--- START ENTRIES PROVIDED ---
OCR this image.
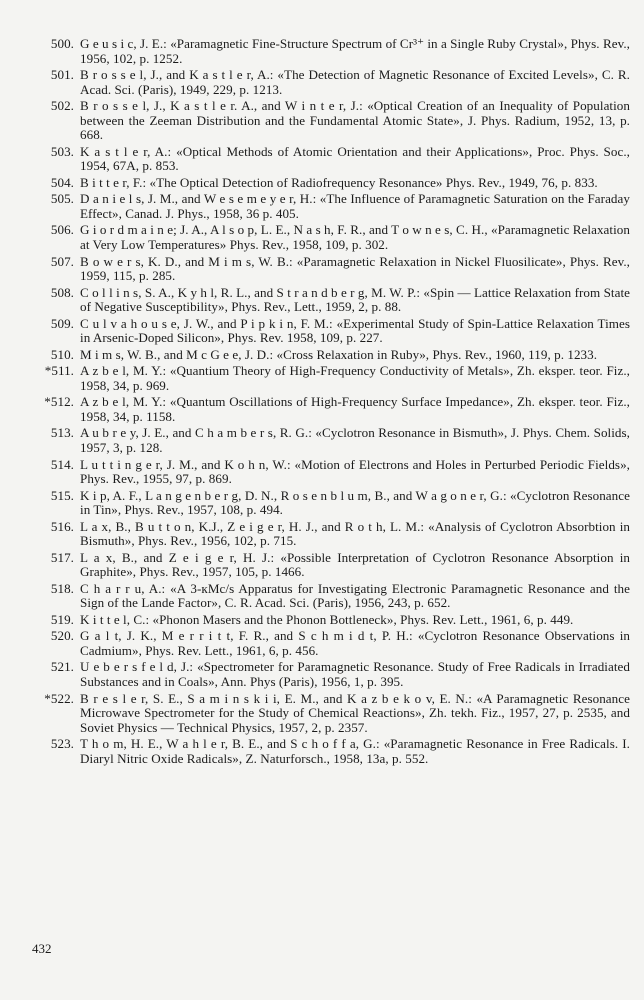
500. G e u s i c, J. E.: «Paramagnetic Fine-Structure Spectrum of Cr³⁺ in a Single Ruby Crystal», Phys. Rev., 1956, 102, p. 1252.
501. B r o s s e l, J., and K a s t l e r, A.: «The Detection of Magnetic Resonance of Excited Levels», C. R. Acad. Sci. (Paris), 1949, 229, p. 1213.
502. B r o s s e l, J., K a s t l e r. A., and W i n t e r, J.: «Optical Creation of an Inequality of Population between the Zeeman Distribution and the Fundamental Atomic State», J. Phys. Radium, 1952, 13, p. 668.
503. K a s t l e r, A.: «Optical Methods of Atomic Orientation and their Applications», Proc. Phys. Soc., 1954, 67A, p. 853.
504. B i t t e r, F.: «The Optical Detection of Radiofrequency Resonance» Phys. Rev., 1949, 76, p. 833.
505. D a n i e l s, J. M., and W e s e m e y e r, H.: «The Influence of Paramagnetic Saturation on the Faraday Effect», Canad. J. Phys., 1958, 36 p. 405.
506. G i o r d m a i n e; J. A., A l s o p, L. E., N a s h, F. R., and T o w n e s, C. H., «Paramagnetic Relaxation at Very Low Temperatures» Phys. Rev., 1958, 109, p. 302.
507. B o w e r s, K. D., and M i m s, W. B.: «Paramagnetic Relaxation in Nickel Fluosilicate», Phys. Rev., 1959, 115, p. 285.
508. C o l l i n s, S. A., K y h l, R. L., and S t r a n d b e r g, M. W. P.: «Spin — Lattice Relaxation from State of Negative Susceptibility», Phys. Rev., Lett., 1959, 2, p. 88.
509. C u l v a h o u s e, J. W., and P i p k i n, F. M.: «Experimental Study of Spin-Lattice Relaxation Times in Arsenic-Doped Silicon», Phys. Rev. 1958, 109, p. 227.
510. M i m s, W. B., and M c G e e, J. D.: «Cross Relaxation in Ruby», Phys. Rev., 1960, 119, p. 1233.
*511. A z b e l, M. Y.: «Quantium Theory of High-Frequency Conductivity of Metals», Zh. eksper. teor. Fiz., 1958, 34, p. 969.
*512. A z b e l, M. Y.: «Quantum Oscillations of High-Frequency Surface Impedance», Zh. eksper. teor. Fiz., 1958, 34, p. 1158.
513. A u b r e y, J. E., and C h a m b e r s, R. G.: «Cyclotron Resonance in Bismuth», J. Phys. Chem. Solids, 1957, 3, p. 128.
514. L u t t i n g e r, J. M., and K o h n, W.: «Motion of Electrons and Holes in Perturbed Periodic Fields», Phys. Rev., 1955, 97, p. 869.
515. K i p, A. F., L a n g e n b e r g, D. N., R o s e n b l u m, B., and W a g o n e r, G.: «Cyclotron Resonance in Tin», Phys. Rev., 1957, 108, p. 494.
516. L a x, B., B u t t o n, K.J., Z e i g e r, H. J., and R o t h, L. M.: «Analysis of Cyclotron Absorbtion in Bismuth», Phys. Rev., 1956, 102, p. 715.
517. L a x, B., and Z e i g e r, H. J.: «Possible Interpretation of Cyclotron Resonance Absorption in Graphite», Phys. Rev., 1957, 105, p. 1466.
518. C h a r r u, A.: «A 3-кMc/s Apparatus for Investigating Electronic Paramagnetic Resonance and the Sign of the Lande Factor», C. R. Acad. Sci. (Paris), 1956, 243, p. 652.
519. K i t t e l, C.: «Phonon Masers and the Phonon Bottleneck», Phys. Rev. Lett., 1961, 6, p. 449.
520. G a l t, J. K., M e r r i t t, F. R., and S c h m i d t, P. H.: «Cyclotron Resonance Observations in Cadmium», Phys. Rev. Lett., 1961, 6, p. 456.
521. U e b e r s f e l d, J.: «Spectrometer for Paramagnetic Resonance. Study of Free Radicals in Irradiated Substances and in Coals», Ann. Phys (Paris), 1956, 1, p. 395.
*522. B r e s l e r, S. E., S a m i n s k i i, E. M., and K a z b e k o v, E. N.: «A Paramagnetic Resonance Microwave Spectrometer for the Study of Chemical Reactions», Zh. tekh. Fiz., 1957, 27, p. 2535, and Soviet Physics — Technical Physics, 1957, 2, p. 2357.
523. T h o m, H. E., W a h l e r, B. E., and S c h o f f a, G.: «Paramagnetic Resonance in Free Radicals. I. Diaryl Nitric Oxide Radicals», Z. Naturforsch., 1958, 13a, p. 552.
432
--- END ENTRIES PROVIDED ---
→ DIRECTIVE: Leave out the pictures and retype every line above exactly.

→ WRITTEN ANSWER:
OCR this image.
500. G e u s i c, J. E.: «Paramagnetic Fine-Structure Spectrum of Cr³⁺ in a Single Ruby Crystal», Phys. Rev., 1956, 102, p. 1252.
501. B r o s s e l, J., and K a s t l e r, A.: «The Detection of Magnetic Resonance of Excited Levels», C. R. Acad. Sci. (Paris), 1949, 229, p. 1213.
502. B r o s s e l, J., K a s t l e r. A., and W i n t e r, J.: «Optical Creation of an Inequality of Population between the Zeeman Distribution and the Fundamental Atomic State», J. Phys. Radium, 1952, 13, p. 668.
503. K a s t l e r, A.: «Optical Methods of Atomic Orientation and their Applications», Proc. Phys. Soc., 1954, 67A, p. 853.
504. B i t t e r, F.: «The Optical Detection of Radiofrequency Resonance» Phys. Rev., 1949, 76, p. 833.
505. D a n i e l s, J. M., and W e s e m e y e r, H.: «The Influence of Paramagnetic Saturation on the Faraday Effect», Canad. J. Phys., 1958, 36 p. 405.
506. G i o r d m a i n e; J. A., A l s o p, L. E., N a s h, F. R., and T o w n e s, C. H., «Paramagnetic Relaxation at Very Low Temperatures» Phys. Rev., 1958, 109, p. 302.
507. B o w e r s, K. D., and M i m s, W. B.: «Paramagnetic Relaxation in Nickel Fluosilicate», Phys. Rev., 1959, 115, p. 285.
508. C o l l i n s, S. A., K y h l, R. L., and S t r a n d b e r g, M. W. P.: «Spin — Lattice Relaxation from State of Negative Susceptibility», Phys. Rev., Lett., 1959, 2, p. 88.
509. C u l v a h o u s e, J. W., and P i p k i n, F. M.: «Experimental Study of Spin-Lattice Relaxation Times in Arsenic-Doped Silicon», Phys. Rev. 1958, 109, p. 227.
510. M i m s, W. B., and M c G e e, J. D.: «Cross Relaxation in Ruby», Phys. Rev., 1960, 119, p. 1233.
*511. A z b e l, M. Y.: «Quantium Theory of High-Frequency Conductivity of Metals», Zh. eksper. teor. Fiz., 1958, 34, p. 969.
*512. A z b e l, M. Y.: «Quantum Oscillations of High-Frequency Surface Impedance», Zh. eksper. teor. Fiz., 1958, 34, p. 1158.
513. A u b r e y, J. E., and C h a m b e r s, R. G.: «Cyclotron Resonance in Bismuth», J. Phys. Chem. Solids, 1957, 3, p. 128.
514. L u t t i n g e r, J. M., and K o h n, W.: «Motion of Electrons and Holes in Perturbed Periodic Fields», Phys. Rev., 1955, 97, p. 869.
515. K i p, A. F., L a n g e n b e r g, D. N., R o s e n b l u m, B., and W a g o n e r, G.: «Cyclotron Resonance in Tin», Phys. Rev., 1957, 108, p. 494.
516. L a x, B., B u t t o n, K.J., Z e i g e r, H. J., and R o t h, L. M.: «Analysis of Cyclotron Absorbtion in Bismuth», Phys. Rev., 1956, 102, p. 715.
517. L a x, B., and Z e i g e r, H. J.: «Possible Interpretation of Cyclotron Resonance Absorption in Graphite», Phys. Rev., 1957, 105, p. 1466.
518. C h a r r u, A.: «A 3-кMc/s Apparatus for Investigating Electronic Paramagnetic Resonance and the Sign of the Lande Factor», C. R. Acad. Sci. (Paris), 1956, 243, p. 652.
519. K i t t e l, C.: «Phonon Masers and the Phonon Bottleneck», Phys. Rev. Lett., 1961, 6, p. 449.
520. G a l t, J. K., M e r r i t t, F. R., and S c h m i d t, P. H.: «Cyclotron Resonance Observations in Cadmium», Phys. Rev. Lett., 1961, 6, p. 456.
521. U e b e r s f e l d, J.: «Spectrometer for Paramagnetic Resonance. Study of Free Radicals in Irradiated Substances and in Coals», Ann. Phys (Paris), 1956, 1, p. 395.
*522. B r e s l e r, S. E., S a m i n s k i i, E. M., and K a z b e k o v, E. N.: «A Paramagnetic Resonance Microwave Spectrometer for the Study of Chemical Reactions», Zh. tekh. Fiz., 1957, 27, p. 2535, and Soviet Physics — Technical Physics, 1957, 2, p. 2357.
523. T h o m, H. E., W a h l e r, B. E., and S c h o f f a, G.: «Paramagnetic Resonance in Free Radicals. I. Diaryl Nitric Oxide Radicals», Z. Naturforsch., 1958, 13a, p. 552.
432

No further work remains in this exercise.